[Items listed in a dataset]
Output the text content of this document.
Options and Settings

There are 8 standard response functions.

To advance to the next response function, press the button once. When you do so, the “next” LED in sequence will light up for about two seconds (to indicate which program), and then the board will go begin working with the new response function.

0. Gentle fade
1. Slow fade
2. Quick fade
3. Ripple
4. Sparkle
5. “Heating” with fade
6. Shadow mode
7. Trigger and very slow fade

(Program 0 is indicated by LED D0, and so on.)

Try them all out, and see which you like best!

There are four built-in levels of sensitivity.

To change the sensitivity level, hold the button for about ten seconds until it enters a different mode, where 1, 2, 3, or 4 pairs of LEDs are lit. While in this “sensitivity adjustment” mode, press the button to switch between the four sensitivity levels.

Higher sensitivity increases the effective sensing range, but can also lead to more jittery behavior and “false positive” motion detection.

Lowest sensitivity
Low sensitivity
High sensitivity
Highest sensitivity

CHALLENGE: Exactly as shown, repeat every record.

COMPLETE RESPONSE:
Output the text content of this document.
Options and Settings

There are 8 standard response functions.

To advance to the next response function, press the button once. When you do so, the “next” LED in sequence will light up for about two seconds (to indicate which program), and then the board will go begin working with the new response function.

0. Gentle fade
1. Slow fade
2. Quick fade
3. Ripple
4. Sparkle
5. “Heating” with fade
6. Shadow mode
7. Trigger and very slow fade

(Program 0 is indicated by LED D0, and so on.)

Try them all out, and see which you like best!

There are four built-in levels of sensitivity.

To change the sensitivity level, hold the button for about ten seconds until it enters a different mode, where 1, 2, 3, or 4 pairs of LEDs are lit. While in this “sensitivity adjustment” mode, press the button to switch between the four sensitivity levels.

Higher sensitivity increases the effective sensing range, but can also lead to more jittery behavior and “false positive” motion detection.

Lowest sensitivity
Low sensitivity
High sensitivity
Highest sensitivity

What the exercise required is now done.